Supplied text ->
************
Saturday, June 14, 2014

Amazing Google Trends and Correlate

Google Trends (www.google.com/trends) is a great tool to explore trends on user interest on virtually anything under the sun. Mining its collection of all search queries from 2004 onwards ( a mind boggling number, assuming 5 billion queries a day  (which is the current rate of search queries), total number of search queries  for over last ten years would be something around 5*3660=18.3 trillion..i.e.. 18,000,000,000,000 search queries!!!!), google trends identifies user interest across time (2004 onwards) and space (for regions, city, etc.).

Until recently, inspite of having this mountain of data at its disposal to look for answers, google trends was still quite dumb at understanding the context of the search terms. In simple terms, when I type in "Amazon", I could be interested in 'n' number of things?... The river amazon, or the company amazon.com, or the amazon rainforest?.. To Google Trends it did not make any difference. For it was just a term with no meaning and hence would aggregate all content that contained the search term irrespective of its relevance. It was left to the user to somehow communicate to the tool the desired context by way of excluding terms that are not related to the context of interest. For example, to look for user interest trends on amazon.com company, I would have typed in something like "amazon.com -rainforest -river" i.e all those search queries that contain the term "amazon.com" but not "rainforest" or "river". a workaround and not a foolproof way.
************
Stored dataset items
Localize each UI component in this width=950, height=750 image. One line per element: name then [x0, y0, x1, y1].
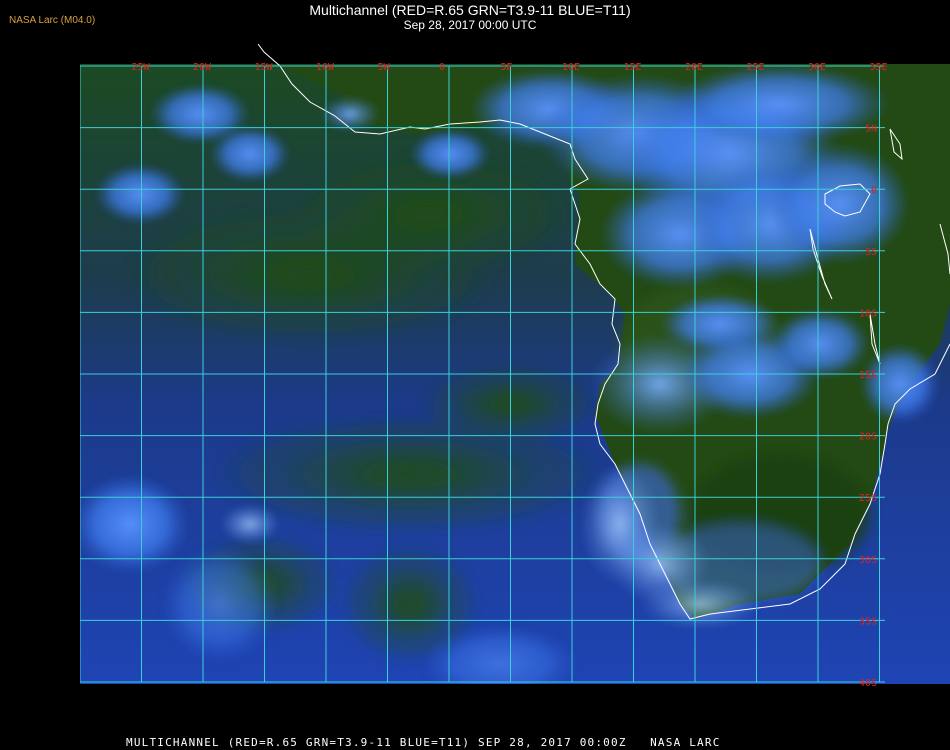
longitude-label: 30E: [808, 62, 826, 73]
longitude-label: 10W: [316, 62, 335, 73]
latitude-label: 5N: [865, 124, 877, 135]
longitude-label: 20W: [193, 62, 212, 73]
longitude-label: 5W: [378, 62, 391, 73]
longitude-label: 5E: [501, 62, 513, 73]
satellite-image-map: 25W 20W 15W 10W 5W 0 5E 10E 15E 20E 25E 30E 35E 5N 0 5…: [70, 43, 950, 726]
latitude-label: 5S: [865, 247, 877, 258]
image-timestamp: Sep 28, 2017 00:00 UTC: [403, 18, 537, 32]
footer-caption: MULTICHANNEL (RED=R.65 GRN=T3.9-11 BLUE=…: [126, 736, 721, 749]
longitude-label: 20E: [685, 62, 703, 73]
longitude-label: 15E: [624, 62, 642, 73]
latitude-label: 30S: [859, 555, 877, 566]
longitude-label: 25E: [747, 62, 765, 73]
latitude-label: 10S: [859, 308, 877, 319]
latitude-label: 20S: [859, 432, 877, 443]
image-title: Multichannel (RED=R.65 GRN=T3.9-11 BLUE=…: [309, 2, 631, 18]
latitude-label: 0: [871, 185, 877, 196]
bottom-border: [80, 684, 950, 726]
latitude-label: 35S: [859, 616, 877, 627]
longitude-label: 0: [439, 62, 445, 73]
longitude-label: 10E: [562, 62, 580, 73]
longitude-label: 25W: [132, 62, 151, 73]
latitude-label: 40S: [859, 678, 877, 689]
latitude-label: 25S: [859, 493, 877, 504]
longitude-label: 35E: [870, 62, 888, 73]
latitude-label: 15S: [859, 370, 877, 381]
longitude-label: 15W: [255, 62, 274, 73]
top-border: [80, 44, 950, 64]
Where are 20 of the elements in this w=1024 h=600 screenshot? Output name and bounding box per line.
************
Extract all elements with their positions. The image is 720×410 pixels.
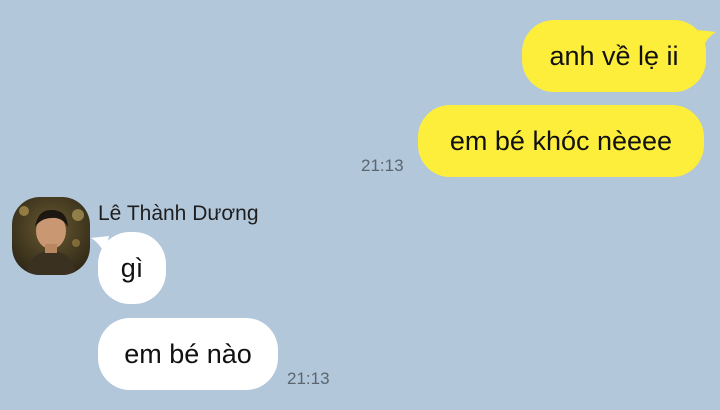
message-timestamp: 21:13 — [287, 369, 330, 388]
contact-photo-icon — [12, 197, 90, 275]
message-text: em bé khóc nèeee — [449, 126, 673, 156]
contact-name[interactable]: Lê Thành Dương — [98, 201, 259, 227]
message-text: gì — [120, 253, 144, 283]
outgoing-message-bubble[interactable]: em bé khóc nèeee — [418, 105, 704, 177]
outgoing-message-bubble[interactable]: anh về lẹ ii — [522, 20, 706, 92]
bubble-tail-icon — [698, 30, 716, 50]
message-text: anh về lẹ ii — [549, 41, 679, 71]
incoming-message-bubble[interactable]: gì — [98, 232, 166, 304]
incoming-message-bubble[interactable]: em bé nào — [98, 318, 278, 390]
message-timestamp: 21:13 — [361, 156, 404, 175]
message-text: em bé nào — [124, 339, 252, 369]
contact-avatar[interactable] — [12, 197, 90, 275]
************
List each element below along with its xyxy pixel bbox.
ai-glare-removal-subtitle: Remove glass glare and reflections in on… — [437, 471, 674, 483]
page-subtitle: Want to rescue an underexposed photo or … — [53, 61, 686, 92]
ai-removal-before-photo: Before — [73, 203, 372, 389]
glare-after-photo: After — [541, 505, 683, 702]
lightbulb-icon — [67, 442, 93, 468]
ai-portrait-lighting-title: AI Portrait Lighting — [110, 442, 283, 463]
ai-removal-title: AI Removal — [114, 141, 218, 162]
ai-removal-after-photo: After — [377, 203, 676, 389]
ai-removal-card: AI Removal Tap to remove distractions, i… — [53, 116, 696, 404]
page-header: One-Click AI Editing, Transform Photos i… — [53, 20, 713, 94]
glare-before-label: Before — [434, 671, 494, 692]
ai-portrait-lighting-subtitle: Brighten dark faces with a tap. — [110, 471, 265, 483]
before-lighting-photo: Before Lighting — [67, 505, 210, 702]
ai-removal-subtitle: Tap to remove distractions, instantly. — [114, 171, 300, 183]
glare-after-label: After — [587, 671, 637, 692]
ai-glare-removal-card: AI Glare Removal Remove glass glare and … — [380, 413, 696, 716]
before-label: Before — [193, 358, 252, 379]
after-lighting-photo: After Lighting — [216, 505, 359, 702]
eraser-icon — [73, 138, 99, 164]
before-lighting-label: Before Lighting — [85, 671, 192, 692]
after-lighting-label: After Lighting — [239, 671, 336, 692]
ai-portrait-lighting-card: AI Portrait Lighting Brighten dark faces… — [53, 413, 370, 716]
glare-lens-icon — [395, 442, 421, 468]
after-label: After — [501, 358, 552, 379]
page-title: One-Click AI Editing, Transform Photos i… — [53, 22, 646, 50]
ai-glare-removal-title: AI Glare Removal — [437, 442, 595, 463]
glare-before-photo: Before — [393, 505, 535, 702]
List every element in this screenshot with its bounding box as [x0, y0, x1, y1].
************
Task directions ->
In the Google Trends post, list every thing the writer says a person typing "Amazon" could be interested in. Rely solely on the Google Trends post for what comes next.

Output below ->
- The river amazon
- The company amazon.com
- The amazon rainforest